- [EXERCISE GOAL]: Please copy every line below that contains the string "bars".

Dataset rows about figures
┄┄┄┄┄┄

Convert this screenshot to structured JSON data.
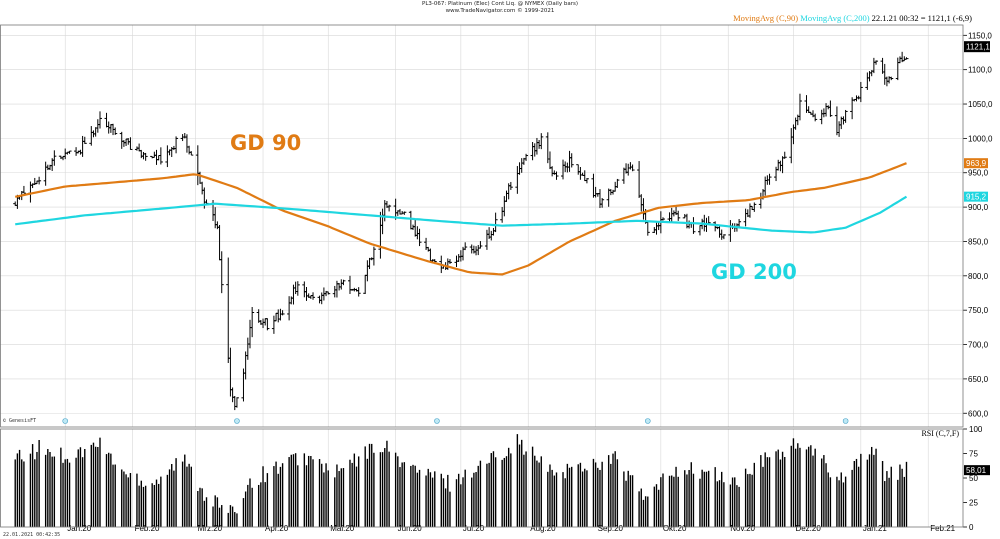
{
  "header": {
    "title": "PL3-067: Platinum (Elec) Cont Liq. @ NYMEX  (Daily bars)",
    "subtitle": "www.TradeNavigator.com © 1999-2021"
  },
  "legend": {
    "ma90_label": "MovingAvg (C,90)",
    "ma200_label": "MovingAvg (C,200)",
    "price_info": "22.1.21 00:32 = 1121,1 (-6,9)"
  },
  "annotations": {
    "gd90": "GD 90",
    "gd200": "GD 200"
  },
  "footer": {
    "timestamp": "22.01.2021 00:42:35",
    "credit": "© GenesisFT"
  },
  "colors": {
    "ma90": "#e07b14",
    "ma200": "#1fd6e0",
    "bars": "#000000",
    "grid": "#d8d8d8",
    "axis_box": "#000000"
  },
  "chart_data": [
    {
      "type": "ohlc",
      "title": "PL3-067: Platinum (Elec) Cont Liq. @ NYMEX  (Daily bars)",
      "x_labels": [
        "Jan.20",
        "Feb.20",
        "Mrz.20",
        "Apr.20",
        "Mai.20",
        "Jun.20",
        "Jul.20",
        "Aug.20",
        "Sep.20",
        "Okt.20",
        "Nov.20",
        "Dez.20",
        "Jan.21",
        "Feb.21"
      ],
      "y_ticks": [
        600,
        650,
        700,
        750,
        800,
        850,
        900,
        950,
        1000,
        1050,
        1100,
        1150
      ],
      "y_range": [
        580,
        1165
      ],
      "grid": true,
      "last_price_badge": "1121,1",
      "price_anchors": [
        {
          "date": "2019-12-09",
          "close": 905
        },
        {
          "date": "2019-12-17",
          "close": 935
        },
        {
          "date": "2019-12-27",
          "close": 968
        },
        {
          "date": "2020-01-08",
          "close": 985
        },
        {
          "date": "2020-01-17",
          "close": 1025
        },
        {
          "date": "2020-01-23",
          "close": 1015
        },
        {
          "date": "2020-02-05",
          "close": 975
        },
        {
          "date": "2020-02-14",
          "close": 970
        },
        {
          "date": "2020-02-24",
          "close": 1005
        },
        {
          "date": "2020-03-02",
          "close": 945
        },
        {
          "date": "2020-03-06",
          "close": 900
        },
        {
          "date": "2020-03-11",
          "close": 870
        },
        {
          "date": "2020-03-13",
          "close": 790
        },
        {
          "date": "2020-03-17",
          "close": 640
        },
        {
          "date": "2020-03-19",
          "close": 605
        },
        {
          "date": "2020-03-23",
          "close": 660
        },
        {
          "date": "2020-03-27",
          "close": 740
        },
        {
          "date": "2020-04-03",
          "close": 730
        },
        {
          "date": "2020-04-10",
          "close": 745
        },
        {
          "date": "2020-04-17",
          "close": 790
        },
        {
          "date": "2020-04-24",
          "close": 765
        },
        {
          "date": "2020-05-01",
          "close": 775
        },
        {
          "date": "2020-05-08",
          "close": 790
        },
        {
          "date": "2020-05-15",
          "close": 775
        },
        {
          "date": "2020-05-22",
          "close": 840
        },
        {
          "date": "2020-05-27",
          "close": 905
        },
        {
          "date": "2020-06-05",
          "close": 890
        },
        {
          "date": "2020-06-12",
          "close": 850
        },
        {
          "date": "2020-06-19",
          "close": 820
        },
        {
          "date": "2020-06-26",
          "close": 815
        },
        {
          "date": "2020-07-03",
          "close": 835
        },
        {
          "date": "2020-07-10",
          "close": 845
        },
        {
          "date": "2020-07-17",
          "close": 875
        },
        {
          "date": "2020-07-24",
          "close": 935
        },
        {
          "date": "2020-07-31",
          "close": 970
        },
        {
          "date": "2020-08-07",
          "close": 1000
        },
        {
          "date": "2020-08-12",
          "close": 945
        },
        {
          "date": "2020-08-20",
          "close": 965
        },
        {
          "date": "2020-08-28",
          "close": 935
        },
        {
          "date": "2020-09-04",
          "close": 905
        },
        {
          "date": "2020-09-11",
          "close": 940
        },
        {
          "date": "2020-09-18",
          "close": 960
        },
        {
          "date": "2020-09-25",
          "close": 860
        },
        {
          "date": "2020-10-02",
          "close": 880
        },
        {
          "date": "2020-10-09",
          "close": 890
        },
        {
          "date": "2020-10-16",
          "close": 870
        },
        {
          "date": "2020-10-23",
          "close": 880
        },
        {
          "date": "2020-10-30",
          "close": 855
        },
        {
          "date": "2020-11-06",
          "close": 885
        },
        {
          "date": "2020-11-13",
          "close": 900
        },
        {
          "date": "2020-11-20",
          "close": 945
        },
        {
          "date": "2020-11-27",
          "close": 970
        },
        {
          "date": "2020-12-04",
          "close": 1050
        },
        {
          "date": "2020-12-10",
          "close": 1030
        },
        {
          "date": "2020-12-17",
          "close": 1045
        },
        {
          "date": "2020-12-21",
          "close": 1015
        },
        {
          "date": "2020-12-28",
          "close": 1050
        },
        {
          "date": "2021-01-05",
          "close": 1090
        },
        {
          "date": "2021-01-08",
          "close": 1115
        },
        {
          "date": "2021-01-13",
          "close": 1080
        },
        {
          "date": "2021-01-19",
          "close": 1110
        },
        {
          "date": "2021-01-22",
          "close": 1121.1
        }
      ],
      "series": [
        {
          "name": "MovingAvg (C,90)",
          "color": "#e07b14",
          "last_value_badge": "963,9",
          "points": [
            {
              "date": "2019-12-09",
              "value": 915
            },
            {
              "date": "2020-01-01",
              "value": 930
            },
            {
              "date": "2020-01-20",
              "value": 935
            },
            {
              "date": "2020-02-15",
              "value": 942
            },
            {
              "date": "2020-03-01",
              "value": 948
            },
            {
              "date": "2020-03-20",
              "value": 928
            },
            {
              "date": "2020-04-10",
              "value": 895
            },
            {
              "date": "2020-05-01",
              "value": 872
            },
            {
              "date": "2020-05-20",
              "value": 847
            },
            {
              "date": "2020-06-15",
              "value": 822
            },
            {
              "date": "2020-07-05",
              "value": 805
            },
            {
              "date": "2020-07-20",
              "value": 802
            },
            {
              "date": "2020-08-01",
              "value": 815
            },
            {
              "date": "2020-08-20",
              "value": 850
            },
            {
              "date": "2020-09-10",
              "value": 880
            },
            {
              "date": "2020-09-30",
              "value": 899
            },
            {
              "date": "2020-10-20",
              "value": 906
            },
            {
              "date": "2020-11-10",
              "value": 910
            },
            {
              "date": "2020-11-30",
              "value": 922
            },
            {
              "date": "2020-12-15",
              "value": 928
            },
            {
              "date": "2021-01-05",
              "value": 943
            },
            {
              "date": "2021-01-22",
              "value": 963.9
            }
          ]
        },
        {
          "name": "MovingAvg (C,200)",
          "color": "#1fd6e0",
          "last_value_badge": "915,2",
          "points": [
            {
              "date": "2019-12-09",
              "value": 875
            },
            {
              "date": "2020-01-10",
              "value": 888
            },
            {
              "date": "2020-02-15",
              "value": 898
            },
            {
              "date": "2020-03-10",
              "value": 905
            },
            {
              "date": "2020-04-15",
              "value": 897
            },
            {
              "date": "2020-05-20",
              "value": 888
            },
            {
              "date": "2020-06-20",
              "value": 880
            },
            {
              "date": "2020-07-20",
              "value": 873
            },
            {
              "date": "2020-08-20",
              "value": 876
            },
            {
              "date": "2020-09-20",
              "value": 880
            },
            {
              "date": "2020-10-20",
              "value": 876
            },
            {
              "date": "2020-11-20",
              "value": 866
            },
            {
              "date": "2020-12-10",
              "value": 863
            },
            {
              "date": "2020-12-25",
              "value": 870
            },
            {
              "date": "2021-01-10",
              "value": 892
            },
            {
              "date": "2021-01-22",
              "value": 915.2
            }
          ]
        }
      ]
    },
    {
      "type": "bar",
      "title": "RSI (C,7,F)",
      "y_ticks": [
        0,
        25,
        50,
        75,
        100
      ],
      "y_range": [
        0,
        100
      ],
      "grid": false,
      "last_value_badge": "58,01",
      "rsi_anchors": [
        {
          "date": "2019-12-09",
          "value": 68
        },
        {
          "date": "2019-12-20",
          "value": 80
        },
        {
          "date": "2020-01-03",
          "value": 72
        },
        {
          "date": "2020-01-17",
          "value": 85
        },
        {
          "date": "2020-01-28",
          "value": 55
        },
        {
          "date": "2020-02-10",
          "value": 45
        },
        {
          "date": "2020-02-24",
          "value": 70
        },
        {
          "date": "2020-03-05",
          "value": 35
        },
        {
          "date": "2020-03-18",
          "value": 12
        },
        {
          "date": "2020-03-25",
          "value": 45
        },
        {
          "date": "2020-04-08",
          "value": 62
        },
        {
          "date": "2020-04-20",
          "value": 72
        },
        {
          "date": "2020-05-05",
          "value": 55
        },
        {
          "date": "2020-05-25",
          "value": 85
        },
        {
          "date": "2020-06-08",
          "value": 60
        },
        {
          "date": "2020-06-26",
          "value": 45
        },
        {
          "date": "2020-07-10",
          "value": 62
        },
        {
          "date": "2020-07-27",
          "value": 88
        },
        {
          "date": "2020-08-12",
          "value": 55
        },
        {
          "date": "2020-08-25",
          "value": 62
        },
        {
          "date": "2020-09-10",
          "value": 70
        },
        {
          "date": "2020-09-24",
          "value": 28
        },
        {
          "date": "2020-10-08",
          "value": 60
        },
        {
          "date": "2020-10-23",
          "value": 55
        },
        {
          "date": "2020-11-05",
          "value": 45
        },
        {
          "date": "2020-11-20",
          "value": 72
        },
        {
          "date": "2020-12-04",
          "value": 85
        },
        {
          "date": "2020-12-14",
          "value": 68
        },
        {
          "date": "2020-12-22",
          "value": 50
        },
        {
          "date": "2021-01-06",
          "value": 80
        },
        {
          "date": "2021-01-12",
          "value": 55
        },
        {
          "date": "2021-01-22",
          "value": 58.01
        }
      ]
    }
  ]
}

┄┄┄┄┄┄

- [SOLUTION]:
    "title": "PL3-067: Platinum (Elec) Cont Liq. @ NYMEX  (Daily bars)",
    "bars": "#000000",
      "title": "PL3-067: Platinum (Elec) Cont Liq. @ NYMEX  (Daily bars)",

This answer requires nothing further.